> **Data items**:
☆ ☆ ☆ ☆
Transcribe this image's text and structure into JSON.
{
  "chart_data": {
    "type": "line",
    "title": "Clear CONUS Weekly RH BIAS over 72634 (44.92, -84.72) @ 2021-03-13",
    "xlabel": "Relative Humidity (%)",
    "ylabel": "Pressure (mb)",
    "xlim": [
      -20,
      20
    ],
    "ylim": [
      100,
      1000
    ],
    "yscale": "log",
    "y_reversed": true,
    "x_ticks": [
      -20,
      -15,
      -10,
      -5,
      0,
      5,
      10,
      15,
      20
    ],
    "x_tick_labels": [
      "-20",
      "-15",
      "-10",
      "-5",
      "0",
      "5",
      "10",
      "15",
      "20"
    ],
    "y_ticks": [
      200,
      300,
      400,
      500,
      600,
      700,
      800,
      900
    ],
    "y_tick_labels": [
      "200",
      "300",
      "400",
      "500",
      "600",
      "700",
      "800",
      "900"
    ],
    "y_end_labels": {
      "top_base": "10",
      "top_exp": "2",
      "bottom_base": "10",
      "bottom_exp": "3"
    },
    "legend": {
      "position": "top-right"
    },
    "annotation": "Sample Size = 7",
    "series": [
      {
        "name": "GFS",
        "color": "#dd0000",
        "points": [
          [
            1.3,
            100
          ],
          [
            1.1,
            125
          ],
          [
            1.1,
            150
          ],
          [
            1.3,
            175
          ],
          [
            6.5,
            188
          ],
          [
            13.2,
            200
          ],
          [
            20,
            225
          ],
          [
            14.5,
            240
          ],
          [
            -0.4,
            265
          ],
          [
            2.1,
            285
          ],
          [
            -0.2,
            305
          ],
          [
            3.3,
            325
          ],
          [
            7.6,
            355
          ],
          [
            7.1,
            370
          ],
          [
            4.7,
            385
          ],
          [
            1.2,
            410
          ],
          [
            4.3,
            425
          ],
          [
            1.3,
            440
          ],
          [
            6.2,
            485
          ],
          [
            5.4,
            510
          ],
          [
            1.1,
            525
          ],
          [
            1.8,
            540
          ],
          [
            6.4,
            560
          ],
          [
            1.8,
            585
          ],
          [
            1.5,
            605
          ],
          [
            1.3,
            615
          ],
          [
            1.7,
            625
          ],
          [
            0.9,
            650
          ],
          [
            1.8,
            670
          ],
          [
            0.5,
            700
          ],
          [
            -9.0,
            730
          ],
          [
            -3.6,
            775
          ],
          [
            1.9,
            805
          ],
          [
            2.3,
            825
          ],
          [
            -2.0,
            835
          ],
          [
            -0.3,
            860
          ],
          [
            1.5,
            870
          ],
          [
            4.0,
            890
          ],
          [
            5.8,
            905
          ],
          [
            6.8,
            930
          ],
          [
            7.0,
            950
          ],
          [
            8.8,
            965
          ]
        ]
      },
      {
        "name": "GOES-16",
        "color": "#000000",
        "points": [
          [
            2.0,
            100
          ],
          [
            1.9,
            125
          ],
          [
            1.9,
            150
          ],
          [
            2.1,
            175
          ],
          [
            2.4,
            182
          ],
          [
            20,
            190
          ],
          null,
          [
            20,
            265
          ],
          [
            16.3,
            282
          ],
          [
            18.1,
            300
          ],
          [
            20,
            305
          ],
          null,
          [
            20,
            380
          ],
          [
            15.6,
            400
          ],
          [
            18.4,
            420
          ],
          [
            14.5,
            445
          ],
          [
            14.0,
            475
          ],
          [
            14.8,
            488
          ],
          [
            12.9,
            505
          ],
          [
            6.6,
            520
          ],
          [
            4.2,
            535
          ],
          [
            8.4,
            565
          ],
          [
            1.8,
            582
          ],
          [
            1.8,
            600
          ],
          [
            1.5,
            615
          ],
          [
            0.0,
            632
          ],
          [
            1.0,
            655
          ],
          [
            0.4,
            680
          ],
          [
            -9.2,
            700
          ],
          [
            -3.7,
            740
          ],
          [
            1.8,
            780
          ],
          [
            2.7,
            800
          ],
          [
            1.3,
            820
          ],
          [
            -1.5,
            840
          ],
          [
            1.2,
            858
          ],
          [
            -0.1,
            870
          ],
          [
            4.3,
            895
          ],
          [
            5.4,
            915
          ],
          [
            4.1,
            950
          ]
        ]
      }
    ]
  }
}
☆ ☆ ☆ ☆
> **Aim**: Repeat each record in full; every line must match exactly.

> **Output of the task**:
Transcribe this image's text and structure into JSON.
{
  "chart_data": {
    "type": "line",
    "title": "Clear CONUS Weekly RH BIAS over 72634 (44.92, -84.72) @ 2021-03-13",
    "xlabel": "Relative Humidity (%)",
    "ylabel": "Pressure (mb)",
    "xlim": [
      -20,
      20
    ],
    "ylim": [
      100,
      1000
    ],
    "yscale": "log",
    "y_reversed": true,
    "x_ticks": [
      -20,
      -15,
      -10,
      -5,
      0,
      5,
      10,
      15,
      20
    ],
    "x_tick_labels": [
      "-20",
      "-15",
      "-10",
      "-5",
      "0",
      "5",
      "10",
      "15",
      "20"
    ],
    "y_ticks": [
      200,
      300,
      400,
      500,
      600,
      700,
      800,
      900
    ],
    "y_tick_labels": [
      "200",
      "300",
      "400",
      "500",
      "600",
      "700",
      "800",
      "900"
    ],
    "y_end_labels": {
      "top_base": "10",
      "top_exp": "2",
      "bottom_base": "10",
      "bottom_exp": "3"
    },
    "legend": {
      "position": "top-right"
    },
    "annotation": "Sample Size = 7",
    "series": [
      {
        "name": "GFS",
        "color": "#dd0000",
        "points": [
          [
            1.3,
            100
          ],
          [
            1.1,
            125
          ],
          [
            1.1,
            150
          ],
          [
            1.3,
            175
          ],
          [
            6.5,
            188
          ],
          [
            13.2,
            200
          ],
          [
            20,
            225
          ],
          [
            14.5,
            240
          ],
          [
            -0.4,
            265
          ],
          [
            2.1,
            285
          ],
          [
            -0.2,
            305
          ],
          [
            3.3,
            325
          ],
          [
            7.6,
            355
          ],
          [
            7.1,
            370
          ],
          [
            4.7,
            385
          ],
          [
            1.2,
            410
          ],
          [
            4.3,
            425
          ],
          [
            1.3,
            440
          ],
          [
            6.2,
            485
          ],
          [
            5.4,
            510
          ],
          [
            1.1,
            525
          ],
          [
            1.8,
            540
          ],
          [
            6.4,
            560
          ],
          [
            1.8,
            585
          ],
          [
            1.5,
            605
          ],
          [
            1.3,
            615
          ],
          [
            1.7,
            625
          ],
          [
            0.9,
            650
          ],
          [
            1.8,
            670
          ],
          [
            0.5,
            700
          ],
          [
            -9.0,
            730
          ],
          [
            -3.6,
            775
          ],
          [
            1.9,
            805
          ],
          [
            2.3,
            825
          ],
          [
            -2.0,
            835
          ],
          [
            -0.3,
            860
          ],
          [
            1.5,
            870
          ],
          [
            4.0,
            890
          ],
          [
            5.8,
            905
          ],
          [
            6.8,
            930
          ],
          [
            7.0,
            950
          ],
          [
            8.8,
            965
          ]
        ]
      },
      {
        "name": "GOES-16",
        "color": "#000000",
        "points": [
          [
            2.0,
            100
          ],
          [
            1.9,
            125
          ],
          [
            1.9,
            150
          ],
          [
            2.1,
            175
          ],
          [
            2.4,
            182
          ],
          [
            20,
            190
          ],
          null,
          [
            20,
            265
          ],
          [
            16.3,
            282
          ],
          [
            18.1,
            300
          ],
          [
            20,
            305
          ],
          null,
          [
            20,
            380
          ],
          [
            15.6,
            400
          ],
          [
            18.4,
            420
          ],
          [
            14.5,
            445
          ],
          [
            14.0,
            475
          ],
          [
            14.8,
            488
          ],
          [
            12.9,
            505
          ],
          [
            6.6,
            520
          ],
          [
            4.2,
            535
          ],
          [
            8.4,
            565
          ],
          [
            1.8,
            582
          ],
          [
            1.8,
            600
          ],
          [
            1.5,
            615
          ],
          [
            0.0,
            632
          ],
          [
            1.0,
            655
          ],
          [
            0.4,
            680
          ],
          [
            -9.2,
            700
          ],
          [
            -3.7,
            740
          ],
          [
            1.8,
            780
          ],
          [
            2.7,
            800
          ],
          [
            1.3,
            820
          ],
          [
            -1.5,
            840
          ],
          [
            1.2,
            858
          ],
          [
            -0.1,
            870
          ],
          [
            4.3,
            895
          ],
          [
            5.4,
            915
          ],
          [
            4.1,
            950
          ]
        ]
      }
    ]
  }
}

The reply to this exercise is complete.